GIVEN PROBLEM - Reproduce these records verbatim, line for line.

*** TASK INPUT

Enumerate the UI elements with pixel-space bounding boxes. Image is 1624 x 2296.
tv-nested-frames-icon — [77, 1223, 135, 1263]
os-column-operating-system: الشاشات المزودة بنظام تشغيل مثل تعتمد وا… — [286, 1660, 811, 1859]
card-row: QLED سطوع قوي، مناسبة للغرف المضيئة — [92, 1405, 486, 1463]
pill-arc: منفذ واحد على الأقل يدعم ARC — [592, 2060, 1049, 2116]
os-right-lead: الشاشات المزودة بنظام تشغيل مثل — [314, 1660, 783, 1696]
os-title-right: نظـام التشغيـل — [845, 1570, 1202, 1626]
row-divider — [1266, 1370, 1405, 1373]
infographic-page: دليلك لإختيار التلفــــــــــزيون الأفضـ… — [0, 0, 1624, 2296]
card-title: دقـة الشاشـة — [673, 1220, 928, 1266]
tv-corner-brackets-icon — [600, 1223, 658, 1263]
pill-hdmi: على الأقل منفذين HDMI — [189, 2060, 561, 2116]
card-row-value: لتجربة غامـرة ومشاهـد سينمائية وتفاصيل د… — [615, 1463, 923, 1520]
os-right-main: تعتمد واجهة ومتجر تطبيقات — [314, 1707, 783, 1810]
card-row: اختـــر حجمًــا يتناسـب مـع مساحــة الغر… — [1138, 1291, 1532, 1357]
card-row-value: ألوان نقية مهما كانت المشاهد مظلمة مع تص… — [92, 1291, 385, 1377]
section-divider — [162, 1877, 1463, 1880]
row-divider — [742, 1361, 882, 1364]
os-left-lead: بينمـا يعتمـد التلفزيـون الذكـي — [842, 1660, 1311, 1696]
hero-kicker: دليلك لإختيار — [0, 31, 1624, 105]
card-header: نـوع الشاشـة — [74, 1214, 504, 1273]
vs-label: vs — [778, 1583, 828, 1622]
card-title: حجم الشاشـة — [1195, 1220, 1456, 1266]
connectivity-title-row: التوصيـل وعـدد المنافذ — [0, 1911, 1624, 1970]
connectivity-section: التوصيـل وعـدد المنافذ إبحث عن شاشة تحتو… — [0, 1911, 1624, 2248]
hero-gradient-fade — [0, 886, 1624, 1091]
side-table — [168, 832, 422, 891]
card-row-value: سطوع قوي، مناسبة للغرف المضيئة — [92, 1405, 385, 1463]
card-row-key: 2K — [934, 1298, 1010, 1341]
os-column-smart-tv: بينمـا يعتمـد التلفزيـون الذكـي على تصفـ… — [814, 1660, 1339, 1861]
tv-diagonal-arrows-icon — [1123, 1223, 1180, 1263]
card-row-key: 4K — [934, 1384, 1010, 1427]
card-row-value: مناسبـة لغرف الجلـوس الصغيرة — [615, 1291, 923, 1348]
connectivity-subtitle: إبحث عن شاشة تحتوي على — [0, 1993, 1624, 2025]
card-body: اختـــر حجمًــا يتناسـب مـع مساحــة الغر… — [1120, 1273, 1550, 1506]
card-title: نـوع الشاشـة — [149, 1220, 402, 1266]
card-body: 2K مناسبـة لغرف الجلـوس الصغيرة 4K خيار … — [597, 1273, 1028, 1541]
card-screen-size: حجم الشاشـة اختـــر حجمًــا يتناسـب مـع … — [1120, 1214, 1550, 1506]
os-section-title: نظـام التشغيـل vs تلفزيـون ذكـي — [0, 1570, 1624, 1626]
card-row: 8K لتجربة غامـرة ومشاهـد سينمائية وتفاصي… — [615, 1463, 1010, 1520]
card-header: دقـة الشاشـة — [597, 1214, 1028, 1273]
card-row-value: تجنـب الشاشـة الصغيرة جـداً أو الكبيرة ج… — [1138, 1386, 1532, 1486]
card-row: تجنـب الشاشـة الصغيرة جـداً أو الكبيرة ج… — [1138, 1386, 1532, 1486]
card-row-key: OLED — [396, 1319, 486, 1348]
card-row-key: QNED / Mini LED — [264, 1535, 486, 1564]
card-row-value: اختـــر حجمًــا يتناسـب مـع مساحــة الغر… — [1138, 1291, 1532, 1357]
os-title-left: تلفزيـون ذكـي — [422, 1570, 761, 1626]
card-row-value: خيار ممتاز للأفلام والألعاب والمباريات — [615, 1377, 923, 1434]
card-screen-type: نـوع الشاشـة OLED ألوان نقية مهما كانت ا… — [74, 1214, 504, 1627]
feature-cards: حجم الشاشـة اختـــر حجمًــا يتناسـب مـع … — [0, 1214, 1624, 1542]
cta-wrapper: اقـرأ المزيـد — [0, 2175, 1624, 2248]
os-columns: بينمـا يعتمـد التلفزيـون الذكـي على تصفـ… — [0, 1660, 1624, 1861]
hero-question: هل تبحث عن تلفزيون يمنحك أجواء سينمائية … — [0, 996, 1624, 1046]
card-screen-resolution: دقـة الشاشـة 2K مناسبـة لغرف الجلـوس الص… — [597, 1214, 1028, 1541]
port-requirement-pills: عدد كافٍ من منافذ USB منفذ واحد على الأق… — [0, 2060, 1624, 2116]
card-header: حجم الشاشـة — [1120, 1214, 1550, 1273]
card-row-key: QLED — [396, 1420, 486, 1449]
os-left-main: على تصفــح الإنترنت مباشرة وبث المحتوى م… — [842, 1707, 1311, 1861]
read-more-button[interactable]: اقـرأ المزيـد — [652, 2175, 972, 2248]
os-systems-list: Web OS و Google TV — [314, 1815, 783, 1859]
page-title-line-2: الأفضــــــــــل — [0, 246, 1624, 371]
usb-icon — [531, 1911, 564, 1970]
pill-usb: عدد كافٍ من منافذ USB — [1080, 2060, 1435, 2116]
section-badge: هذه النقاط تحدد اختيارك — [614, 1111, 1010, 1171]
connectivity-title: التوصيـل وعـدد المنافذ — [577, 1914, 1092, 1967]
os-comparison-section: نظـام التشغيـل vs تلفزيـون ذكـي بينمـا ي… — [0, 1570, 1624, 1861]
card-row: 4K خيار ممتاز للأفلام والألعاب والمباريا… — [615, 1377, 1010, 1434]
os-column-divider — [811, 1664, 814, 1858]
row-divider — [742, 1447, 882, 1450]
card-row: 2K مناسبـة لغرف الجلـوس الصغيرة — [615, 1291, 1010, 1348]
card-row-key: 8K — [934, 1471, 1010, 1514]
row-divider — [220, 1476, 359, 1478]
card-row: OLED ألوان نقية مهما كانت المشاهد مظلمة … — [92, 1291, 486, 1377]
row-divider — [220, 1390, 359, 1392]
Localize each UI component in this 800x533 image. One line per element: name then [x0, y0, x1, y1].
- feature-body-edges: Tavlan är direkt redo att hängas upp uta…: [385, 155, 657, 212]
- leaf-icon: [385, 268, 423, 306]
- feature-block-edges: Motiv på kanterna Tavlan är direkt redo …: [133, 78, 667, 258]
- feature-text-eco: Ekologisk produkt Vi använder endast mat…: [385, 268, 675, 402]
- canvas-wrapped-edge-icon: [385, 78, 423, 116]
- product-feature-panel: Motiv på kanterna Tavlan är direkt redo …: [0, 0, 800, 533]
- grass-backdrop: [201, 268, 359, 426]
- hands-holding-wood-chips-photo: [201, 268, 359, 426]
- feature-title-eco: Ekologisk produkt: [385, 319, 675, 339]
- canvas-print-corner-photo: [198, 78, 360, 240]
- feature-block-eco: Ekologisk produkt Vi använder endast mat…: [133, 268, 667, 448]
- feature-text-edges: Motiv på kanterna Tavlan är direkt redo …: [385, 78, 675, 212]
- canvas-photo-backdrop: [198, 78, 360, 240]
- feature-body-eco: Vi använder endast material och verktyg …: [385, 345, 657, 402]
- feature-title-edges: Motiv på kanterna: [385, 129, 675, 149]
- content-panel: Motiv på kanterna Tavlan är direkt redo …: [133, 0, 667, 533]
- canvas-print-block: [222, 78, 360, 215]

******

SOLUTION FOR THIS PROBLEM -
Enumerate the UI elements with pixel-space bounding boxes. Image is 1624 x 2296.
tv-nested-frames-icon — [77, 1223, 135, 1263]
os-column-operating-system: الشاشات المزودة بنظام تشغيل مثل تعتمد وا… — [286, 1660, 811, 1859]
card-row: QLED سطوع قوي، مناسبة للغرف المضيئة — [92, 1405, 486, 1463]
pill-arc: منفذ واحد على الأقل يدعم ARC — [592, 2060, 1049, 2116]
os-right-lead: الشاشات المزودة بنظام تشغيل مثل — [314, 1660, 783, 1696]
os-title-right: نظـام التشغيـل — [845, 1570, 1202, 1626]
row-divider — [1266, 1370, 1405, 1373]
infographic-page: دليلك لإختيار التلفــــــــــزيون الأفضـ… — [0, 0, 1624, 2296]
card-title: دقـة الشاشـة — [673, 1220, 928, 1266]
tv-corner-brackets-icon — [600, 1223, 658, 1263]
pill-hdmi: على الأقل منفذين HDMI — [189, 2060, 561, 2116]
card-row-value: لتجربة غامـرة ومشاهـد سينمائية وتفاصيل د… — [615, 1463, 923, 1520]
os-right-main: تعتمد واجهة ومتجر تطبيقات — [314, 1707, 783, 1810]
card-row: اختـــر حجمًــا يتناسـب مـع مساحــة الغر… — [1138, 1291, 1532, 1357]
card-row-value: ألوان نقية مهما كانت المشاهد مظلمة مع تص… — [92, 1291, 385, 1377]
section-divider — [162, 1877, 1463, 1880]
row-divider — [742, 1361, 882, 1364]
os-left-lead: بينمـا يعتمـد التلفزيـون الذكـي — [842, 1660, 1311, 1696]
hero-kicker: دليلك لإختيار — [0, 31, 1624, 105]
card-header: نـوع الشاشـة — [74, 1214, 504, 1273]
vs-label: vs — [778, 1583, 828, 1622]
card-title: حجم الشاشـة — [1195, 1220, 1456, 1266]
connectivity-title-row: التوصيـل وعـدد المنافذ — [0, 1911, 1624, 1970]
connectivity-section: التوصيـل وعـدد المنافذ إبحث عن شاشة تحتو… — [0, 1911, 1624, 2248]
hero-gradient-fade — [0, 886, 1624, 1091]
side-table — [168, 832, 422, 891]
card-row-value: سطوع قوي، مناسبة للغرف المضيئة — [92, 1405, 385, 1463]
card-row-key: 2K — [934, 1298, 1010, 1341]
os-column-smart-tv: بينمـا يعتمـد التلفزيـون الذكـي على تصفـ… — [814, 1660, 1339, 1861]
tv-diagonal-arrows-icon — [1123, 1223, 1180, 1263]
card-row-key: 4K — [934, 1384, 1010, 1427]
card-row-value: مناسبـة لغرف الجلـوس الصغيرة — [615, 1291, 923, 1348]
connectivity-subtitle: إبحث عن شاشة تحتوي على — [0, 1993, 1624, 2025]
card-body: اختـــر حجمًــا يتناسـب مـع مساحــة الغر… — [1120, 1273, 1550, 1506]
card-title: نـوع الشاشـة — [149, 1220, 402, 1266]
card-body: 2K مناسبـة لغرف الجلـوس الصغيرة 4K خيار … — [597, 1273, 1028, 1541]
card-screen-size: حجم الشاشـة اختـــر حجمًــا يتناسـب مـع … — [1120, 1214, 1550, 1506]
os-section-title: نظـام التشغيـل vs تلفزيـون ذكـي — [0, 1570, 1624, 1626]
card-row: 8K لتجربة غامـرة ومشاهـد سينمائية وتفاصي… — [615, 1463, 1010, 1520]
card-header: دقـة الشاشـة — [597, 1214, 1028, 1273]
card-row-value: تجنـب الشاشـة الصغيرة جـداً أو الكبيرة ج… — [1138, 1386, 1532, 1486]
card-row: تجنـب الشاشـة الصغيرة جـداً أو الكبيرة ج… — [1138, 1386, 1532, 1486]
card-row-key: OLED — [396, 1319, 486, 1348]
card-row-key: QNED / Mini LED — [264, 1535, 486, 1564]
card-row-value: اختـــر حجمًــا يتناسـب مـع مساحــة الغر… — [1138, 1291, 1532, 1357]
os-title-left: تلفزيـون ذكـي — [422, 1570, 761, 1626]
card-row-value: خيار ممتاز للأفلام والألعاب والمباريات — [615, 1377, 923, 1434]
card-screen-type: نـوع الشاشـة OLED ألوان نقية مهما كانت ا… — [74, 1214, 504, 1627]
feature-cards: حجم الشاشـة اختـــر حجمًــا يتناسـب مـع … — [0, 1214, 1624, 1542]
cta-wrapper: اقـرأ المزيـد — [0, 2175, 1624, 2248]
os-columns: بينمـا يعتمـد التلفزيـون الذكـي على تصفـ… — [0, 1660, 1624, 1861]
hero-question: هل تبحث عن تلفزيون يمنحك أجواء سينمائية … — [0, 996, 1624, 1046]
card-screen-resolution: دقـة الشاشـة 2K مناسبـة لغرف الجلـوس الص… — [597, 1214, 1028, 1541]
port-requirement-pills: عدد كافٍ من منافذ USB منفذ واحد على الأق… — [0, 2060, 1624, 2116]
card-header: حجم الشاشـة — [1120, 1214, 1550, 1273]
card-row-key: QLED — [396, 1420, 486, 1449]
os-left-main: على تصفــح الإنترنت مباشرة وبث المحتوى م… — [842, 1707, 1311, 1861]
read-more-button[interactable]: اقـرأ المزيـد — [652, 2175, 972, 2248]
os-systems-list: Web OS و Google TV — [314, 1815, 783, 1859]
page-title-line-2: الأفضــــــــــل — [0, 246, 1624, 371]
usb-icon — [531, 1911, 564, 1970]
pill-usb: عدد كافٍ من منافذ USB — [1080, 2060, 1435, 2116]
section-badge: هذه النقاط تحدد اختيارك — [614, 1111, 1010, 1171]
connectivity-title: التوصيـل وعـدد المنافذ — [577, 1914, 1092, 1967]
os-comparison-section: نظـام التشغيـل vs تلفزيـون ذكـي بينمـا ي… — [0, 1570, 1624, 1861]
card-row: 4K خيار ممتاز للأفلام والألعاب والمباريا… — [615, 1377, 1010, 1434]
os-column-divider — [811, 1664, 814, 1858]
row-divider — [742, 1447, 882, 1450]
card-row: 2K مناسبـة لغرف الجلـوس الصغيرة — [615, 1291, 1010, 1348]
card-row-key: 8K — [934, 1471, 1010, 1514]
row-divider — [220, 1476, 359, 1478]
card-row: OLED ألوان نقية مهما كانت المشاهد مظلمة … — [92, 1291, 486, 1377]
row-divider — [220, 1390, 359, 1392]
Localize each UI component in this 800x533 image. One line per element: name then [x0, y0, x1, y1].
- feature-body-edges: Tavlan är direkt redo att hängas upp uta…: [385, 155, 657, 212]
- leaf-icon: [385, 268, 423, 306]
- feature-block-edges: Motiv på kanterna Tavlan är direkt redo …: [133, 78, 667, 258]
- feature-text-eco: Ekologisk produkt Vi använder endast mat…: [385, 268, 675, 402]
- canvas-wrapped-edge-icon: [385, 78, 423, 116]
- product-feature-panel: Motiv på kanterna Tavlan är direkt redo …: [0, 0, 800, 533]
- grass-backdrop: [201, 268, 359, 426]
- hands-holding-wood-chips-photo: [201, 268, 359, 426]
- feature-title-eco: Ekologisk produkt: [385, 319, 675, 339]
- canvas-print-corner-photo: [198, 78, 360, 240]
- feature-block-eco: Ekologisk produkt Vi använder endast mat…: [133, 268, 667, 448]
- feature-text-edges: Motiv på kanterna Tavlan är direkt redo …: [385, 78, 675, 212]
- canvas-photo-backdrop: [198, 78, 360, 240]
- feature-body-eco: Vi använder endast material och verktyg …: [385, 345, 657, 402]
- feature-title-edges: Motiv på kanterna: [385, 129, 675, 149]
- content-panel: Motiv på kanterna Tavlan är direkt redo …: [133, 0, 667, 533]
- canvas-print-block: [222, 78, 360, 215]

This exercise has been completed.